*Aim of the task*. Only the number is wanted: how many lines of the data contain "true"?

─── Supplied information ───

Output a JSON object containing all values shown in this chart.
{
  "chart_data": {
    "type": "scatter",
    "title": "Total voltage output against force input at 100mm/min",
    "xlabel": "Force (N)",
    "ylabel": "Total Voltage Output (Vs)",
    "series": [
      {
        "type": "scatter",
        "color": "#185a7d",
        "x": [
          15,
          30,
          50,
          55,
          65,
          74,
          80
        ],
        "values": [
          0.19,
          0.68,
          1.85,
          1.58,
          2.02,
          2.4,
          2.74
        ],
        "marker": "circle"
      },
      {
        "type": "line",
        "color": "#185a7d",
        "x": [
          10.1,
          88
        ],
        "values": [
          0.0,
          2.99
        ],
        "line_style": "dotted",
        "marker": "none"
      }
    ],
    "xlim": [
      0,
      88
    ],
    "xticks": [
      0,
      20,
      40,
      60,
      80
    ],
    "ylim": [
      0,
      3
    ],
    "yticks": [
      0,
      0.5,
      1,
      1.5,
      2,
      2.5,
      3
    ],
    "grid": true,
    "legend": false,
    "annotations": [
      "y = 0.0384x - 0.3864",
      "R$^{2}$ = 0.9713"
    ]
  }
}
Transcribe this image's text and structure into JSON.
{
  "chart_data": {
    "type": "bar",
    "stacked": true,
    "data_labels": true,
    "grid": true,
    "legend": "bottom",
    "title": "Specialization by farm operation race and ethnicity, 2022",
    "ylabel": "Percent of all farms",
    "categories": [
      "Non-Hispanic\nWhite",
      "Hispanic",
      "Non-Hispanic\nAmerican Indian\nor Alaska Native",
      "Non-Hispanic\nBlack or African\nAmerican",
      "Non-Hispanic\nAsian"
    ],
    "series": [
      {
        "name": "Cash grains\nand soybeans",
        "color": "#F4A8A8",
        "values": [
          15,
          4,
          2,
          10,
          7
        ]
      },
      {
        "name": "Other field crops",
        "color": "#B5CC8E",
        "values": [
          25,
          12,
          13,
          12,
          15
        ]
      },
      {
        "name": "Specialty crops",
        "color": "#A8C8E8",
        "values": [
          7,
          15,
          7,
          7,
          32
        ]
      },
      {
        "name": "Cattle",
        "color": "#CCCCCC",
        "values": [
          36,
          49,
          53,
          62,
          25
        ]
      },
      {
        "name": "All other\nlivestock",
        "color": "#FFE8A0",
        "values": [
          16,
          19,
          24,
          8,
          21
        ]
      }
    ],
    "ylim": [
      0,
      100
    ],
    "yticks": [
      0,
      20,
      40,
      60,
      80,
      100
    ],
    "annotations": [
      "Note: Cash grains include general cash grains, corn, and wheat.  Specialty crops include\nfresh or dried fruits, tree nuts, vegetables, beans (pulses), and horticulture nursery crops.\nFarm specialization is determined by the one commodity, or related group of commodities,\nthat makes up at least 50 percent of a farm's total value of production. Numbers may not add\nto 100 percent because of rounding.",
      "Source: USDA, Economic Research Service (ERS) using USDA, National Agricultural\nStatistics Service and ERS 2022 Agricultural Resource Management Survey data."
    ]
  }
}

───

*Exercise result*. 4